Check every line of the entries that follow, and copy the ones containing "když".

* Start *

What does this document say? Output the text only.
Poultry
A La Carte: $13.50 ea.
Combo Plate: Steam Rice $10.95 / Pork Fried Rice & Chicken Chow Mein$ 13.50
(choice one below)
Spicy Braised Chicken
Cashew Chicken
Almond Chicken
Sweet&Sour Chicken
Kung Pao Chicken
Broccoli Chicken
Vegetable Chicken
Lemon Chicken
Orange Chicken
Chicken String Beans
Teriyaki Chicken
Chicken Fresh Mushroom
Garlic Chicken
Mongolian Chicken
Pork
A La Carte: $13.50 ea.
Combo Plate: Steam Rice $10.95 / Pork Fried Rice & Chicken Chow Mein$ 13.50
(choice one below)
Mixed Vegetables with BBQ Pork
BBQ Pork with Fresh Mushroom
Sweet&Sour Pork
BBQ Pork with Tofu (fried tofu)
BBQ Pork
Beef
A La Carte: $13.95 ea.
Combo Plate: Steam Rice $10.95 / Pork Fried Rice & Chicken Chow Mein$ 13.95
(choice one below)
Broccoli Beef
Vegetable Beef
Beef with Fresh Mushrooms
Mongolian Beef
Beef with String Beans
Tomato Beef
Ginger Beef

* End *
* Start *

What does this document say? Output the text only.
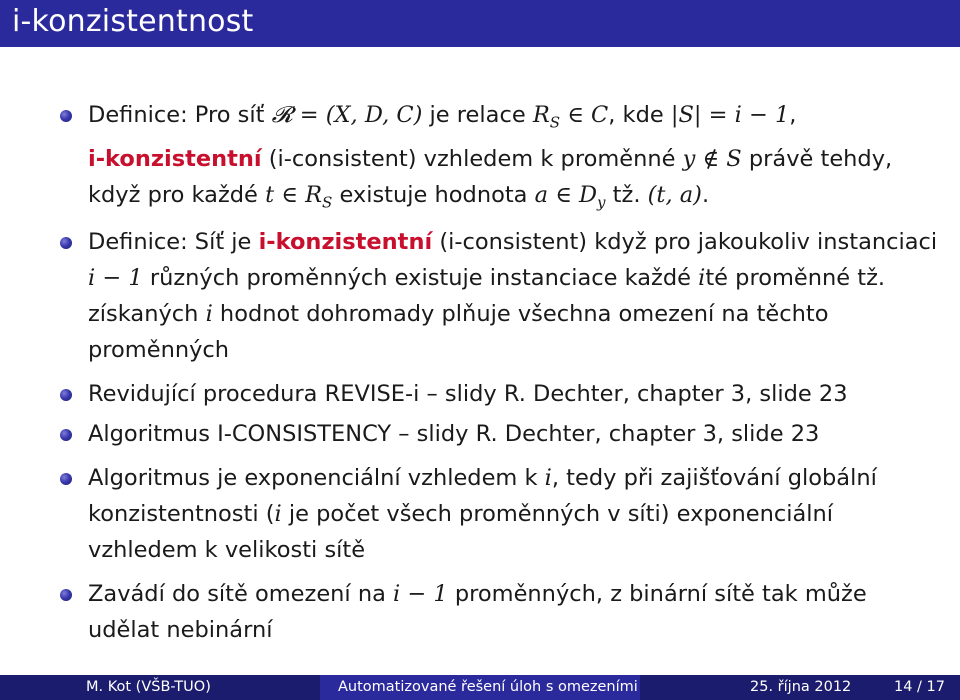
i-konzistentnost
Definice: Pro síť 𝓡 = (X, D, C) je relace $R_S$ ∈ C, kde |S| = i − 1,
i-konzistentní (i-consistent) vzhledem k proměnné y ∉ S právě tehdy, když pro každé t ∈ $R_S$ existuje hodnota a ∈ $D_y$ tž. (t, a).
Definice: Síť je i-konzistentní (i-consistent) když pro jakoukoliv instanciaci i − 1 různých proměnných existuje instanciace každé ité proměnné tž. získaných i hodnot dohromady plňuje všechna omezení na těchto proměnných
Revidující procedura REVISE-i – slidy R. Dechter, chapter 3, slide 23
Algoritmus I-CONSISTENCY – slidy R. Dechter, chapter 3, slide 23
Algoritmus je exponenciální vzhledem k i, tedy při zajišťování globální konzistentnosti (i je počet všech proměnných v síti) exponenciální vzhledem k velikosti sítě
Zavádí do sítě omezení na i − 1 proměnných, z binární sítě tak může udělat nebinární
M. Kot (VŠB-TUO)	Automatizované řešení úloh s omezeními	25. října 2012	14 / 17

* End *

Output for this task »
i-konzistentní (i-consistent) vzhledem k proměnné y ∉ S právě tehdy, když pro každé t ∈ $R_S$ existuje hodnota a ∈ $D_y$ tž. (t, a).
Definice: Síť je i-konzistentní (i-consistent) když pro jakoukoliv instanciaci i − 1 různých proměnných existuje instanciace každé ité proměnné tž. získaných i hodnot dohromady plňuje všechna omezení na těchto proměnných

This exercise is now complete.